◆ **PAGE**
——————————

The meaning of everyday words

A book for moments of deep thought and contemplation: poet and philosopher David Whyte turns his attention to 52 ordinary words, each its own particular doorway into the underlying currents of human life. “Beginning with ALONE and closing with WORK, each chapter is a meditation on meaning and context, an invitation to shift and broaden our perspectives on the inevitable vicissitudes of life: pain and joy, honesty and anger, confession and vulnerability, the experience of feeling besieged and the desire to run away from it all.”

 

Overheard on Twitter

Never forget, the electric car is here to save the car industry, not the planet.

@brenttoderian

 

Food for Thought

The Housing Crisis is the Everything Crisis →

Watch

A reader recommended this video after my mentioning of Nightingale Housing. It’s a pretty astounding rundown of the many social, environmental and economic issues that can be traced back to outdated, inequitable housing policies. Housing really is the mother of (almost) all issues. “In the UK, for every 10% the rent increases, births go down 5%. One study suggests house price rises between 1996 and 2014 prevented the birth of 157,000 people. ... Housing improves education. Children who live in a crowded household are much less likely to graduate from high school. Houses near high-performing schools cost on average 2.4 times as much.”

——————————

◆ **DATASET RECORDS**
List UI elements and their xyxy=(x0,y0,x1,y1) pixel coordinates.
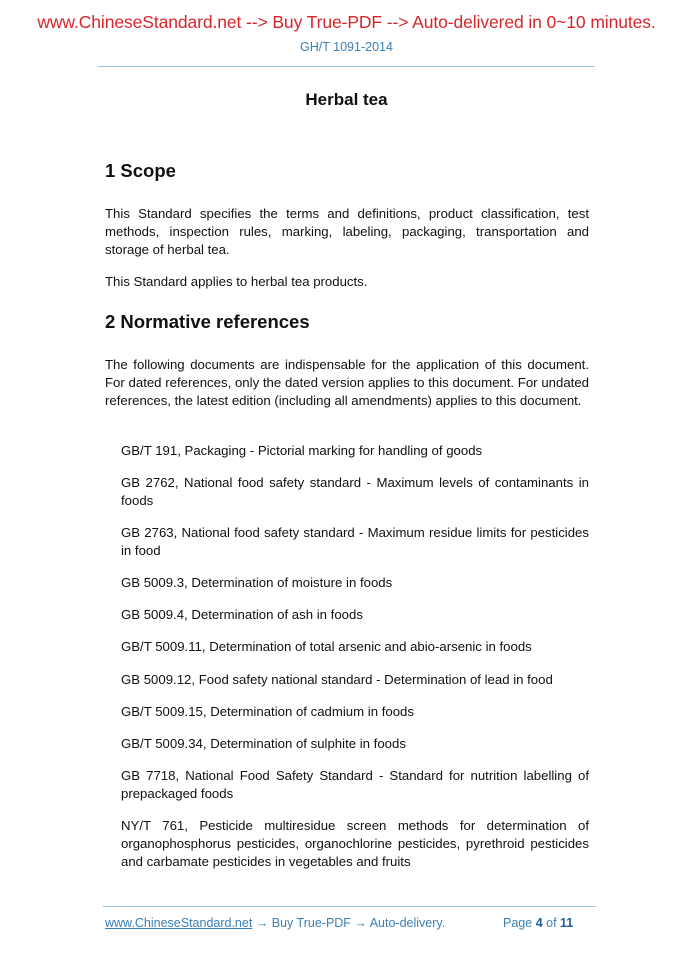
section-scope xyxy=(105,162,589,180)
page-of-label: of xyxy=(546,916,557,930)
reference-wrap xyxy=(105,524,589,560)
reference-item: GB/T 5009.11, Determination of total arsenic and abio-arsenic in foods xyxy=(121,639,532,654)
scope-paragraph: This Standard specifies the terms and definitions, product classification, test methods, inspection rules, marking, labeling, packaging, transportation and storage of herbal tea. xyxy=(105,206,589,257)
reference-wrap xyxy=(105,767,589,803)
normative-intro-wrap xyxy=(105,356,589,410)
reference-wrap xyxy=(105,638,589,656)
promo-banner[interactable]: www.ChineseStandard.net --> Buy True-PDF --> Auto-delivered in 0~10 minutes. xyxy=(37,12,656,32)
reference-item: GB 5009.4, Determination of ash in foods xyxy=(121,607,363,622)
reference-wrap xyxy=(105,442,589,460)
page-current: 4 xyxy=(535,916,543,930)
reference-wrap xyxy=(105,817,589,871)
reference-item: GB/T 5009.34, Determination of sulphite in foods xyxy=(121,736,406,751)
footer-promo xyxy=(105,916,445,930)
reference-item: GB 5009.3, Determination of moisture in foods xyxy=(121,575,393,590)
reference-wrap xyxy=(105,474,589,510)
footer-site-link[interactable]: www.ChineseStandard.net xyxy=(105,916,253,930)
reference-wrap xyxy=(105,735,589,753)
scope-paragraph-2-wrap xyxy=(105,273,589,291)
reference-item: GB 2763, National food safety standard - Maximum residue limits for pesticides in food xyxy=(121,525,589,558)
footer-divider xyxy=(103,906,596,907)
reference-wrap xyxy=(105,606,589,624)
reference-item: NY/T 761, Pesticide multiresidue screen methods for determination of organophosphorus pesticides, organochlorine pesticides, pyrethroid pesticides and carbamate pesticides in vegetables and fruits xyxy=(121,818,589,869)
reference-wrap xyxy=(105,574,589,592)
scope-paragraph: This Standard applies to herbal tea products. xyxy=(105,274,368,289)
reference-item: GB/T 191, Packaging - Pictorial marking for handling of goods xyxy=(121,443,483,458)
scope-paragraph-1-wrap xyxy=(105,205,589,259)
page-total: 11 xyxy=(560,916,574,930)
page-indicator xyxy=(503,916,573,930)
reference-item: GB 7718, National Food Safety Standard - Standard for nutrition labelling of prepackaged foods xyxy=(121,768,589,801)
page-label: Page xyxy=(503,916,533,930)
section-heading: 2 Normative references xyxy=(105,311,310,332)
reference-item: GB/T 5009.15, Determination of cadmium in foods xyxy=(121,704,414,719)
reference-wrap xyxy=(105,703,589,721)
footer-tagline: → Buy True-PDF → Auto-delivery. xyxy=(252,916,446,930)
section-heading: 1 Scope xyxy=(105,160,176,181)
reference-item: GB 5009.12, Food safety national standard - Determination of lead in food xyxy=(121,672,553,687)
reference-wrap xyxy=(105,671,589,689)
reference-item: GB 2762, National food safety standard - Maximum levels of contaminants in foods xyxy=(121,475,589,508)
standard-code-header: GH/T 1091-2014 xyxy=(300,40,393,54)
document-title: Herbal tea xyxy=(305,90,388,109)
header-divider xyxy=(98,66,595,67)
section-normative-references xyxy=(105,313,589,331)
normative-intro-paragraph: The following documents are indispensable for the application of this document. For dated references, only the dated version applies to this document. For undated references, the latest edition (including all amendments) applies to this document. xyxy=(105,357,589,408)
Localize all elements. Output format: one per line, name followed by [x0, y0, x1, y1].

——————————

◆ **TASK SET**
A. Extract the full text headed "The meaning of everyday words" word for word.
B. In the records, copy the lines from the line containing "section-scope xyxy=(105,162,589,180)" to the line containing "reference-wrap xyxy=(105,606,589,624)", both included, and nothing else.

◆ **RESULTS**
A.
The meaning of everyday words

A book for moments of deep thought and contemplation: poet and philosopher David Whyte turns his attention to 52 ordinary words, each its own particular doorway into the underlying currents of human life. “Beginning with ALONE and closing with WORK, each chapter is a meditation on meaning and context, an invitation to shift and broaden our perspectives on the inevitable vicissitudes of life: pain and joy, honesty and anger, confession and vulnerability, the experience of feeling besieged and the desire to run away from it all.”

 

Overheard on Twitter

Never forget, the electric car is here to save the car industry, not the planet.

@brenttoderian

 

Food for Thought

The Housing Crisis is the Everything Crisis →

Watch

A reader recommended this video after my mentioning of Nightingale Housing. It’s a pretty astounding rundown of the many social, environmental and economic issues that can be traced back to outdated, inequitable housing policies. Housing really is the mother of (almost) all issues. “In the UK, for every 10% the rent increases, births go down 5%. One study suggests house price rises between 1996 and 2014 prevented the birth of 157,000 people. ... Housing improves education. Children who live in a crowded household are much less likely to graduate from high school. Houses near high-performing schools cost on average 2.4 times as much.”

B.
section-scope xyxy=(105,162,589,180)
page-of-label: of xyxy=(546,916,557,930)
reference-wrap xyxy=(105,524,589,560)
reference-item: GB/T 5009.11, Determination of total arsenic and abio-arsenic in foods xyxy=(121,639,532,654)
scope-paragraph: This Standard specifies the terms and definitions, product classification, test methods, inspection rules, marking, labeling, packaging, transportation and storage of herbal tea. xyxy=(105,206,589,257)
reference-wrap xyxy=(105,767,589,803)
normative-intro-wrap xyxy=(105,356,589,410)
reference-wrap xyxy=(105,638,589,656)
promo-banner[interactable]: www.ChineseStandard.net --> Buy True-PDF --> Auto-delivered in 0~10 minutes. xyxy=(37,12,656,32)
reference-item: GB 5009.4, Determination of ash in foods xyxy=(121,607,363,622)
reference-wrap xyxy=(105,442,589,460)
page-current: 4 xyxy=(535,916,543,930)
reference-wrap xyxy=(105,817,589,871)
reference-item: GB/T 5009.34, Determination of sulphite in foods xyxy=(121,736,406,751)
footer-promo xyxy=(105,916,445,930)
reference-item: GB 5009.3, Determination of moisture in foods xyxy=(121,575,393,590)
reference-wrap xyxy=(105,474,589,510)
footer-site-link[interactable]: www.ChineseStandard.net xyxy=(105,916,253,930)
reference-wrap xyxy=(105,735,589,753)
scope-paragraph-2-wrap xyxy=(105,273,589,291)
reference-item: GB 2763, National food safety standard - Maximum residue limits for pesticides in food xyxy=(121,525,589,558)
footer-divider xyxy=(103,906,596,907)
reference-wrap xyxy=(105,606,589,624)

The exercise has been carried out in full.